Each line containing the word "Investing" should be found and copied.

-- Start of GIVEN ENTRIES --

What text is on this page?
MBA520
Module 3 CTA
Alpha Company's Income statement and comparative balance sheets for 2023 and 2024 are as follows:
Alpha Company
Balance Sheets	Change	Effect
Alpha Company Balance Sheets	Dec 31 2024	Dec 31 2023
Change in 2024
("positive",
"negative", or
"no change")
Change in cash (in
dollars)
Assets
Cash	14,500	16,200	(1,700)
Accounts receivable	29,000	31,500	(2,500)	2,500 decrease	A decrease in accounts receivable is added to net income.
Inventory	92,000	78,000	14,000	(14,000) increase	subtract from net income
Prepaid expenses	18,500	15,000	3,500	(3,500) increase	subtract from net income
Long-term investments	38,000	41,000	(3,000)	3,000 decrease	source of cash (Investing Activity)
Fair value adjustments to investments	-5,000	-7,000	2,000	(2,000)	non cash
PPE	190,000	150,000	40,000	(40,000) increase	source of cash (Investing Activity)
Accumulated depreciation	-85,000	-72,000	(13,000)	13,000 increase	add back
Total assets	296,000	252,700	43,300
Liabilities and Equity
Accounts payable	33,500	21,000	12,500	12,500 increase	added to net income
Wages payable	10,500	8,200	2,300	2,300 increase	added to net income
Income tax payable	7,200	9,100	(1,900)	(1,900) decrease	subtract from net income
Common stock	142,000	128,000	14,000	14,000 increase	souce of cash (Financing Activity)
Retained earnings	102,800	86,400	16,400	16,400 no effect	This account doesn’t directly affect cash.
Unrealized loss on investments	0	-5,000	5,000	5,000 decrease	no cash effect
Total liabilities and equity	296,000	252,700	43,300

-- End of GIVEN ENTRIES --

COMPLETE RESPONSE:
Long-term investments	38,000	41,000	(3,000)	3,000 decrease	source of cash (Investing Activity)
PPE	190,000	150,000	40,000	(40,000) increase	source of cash (Investing Activity)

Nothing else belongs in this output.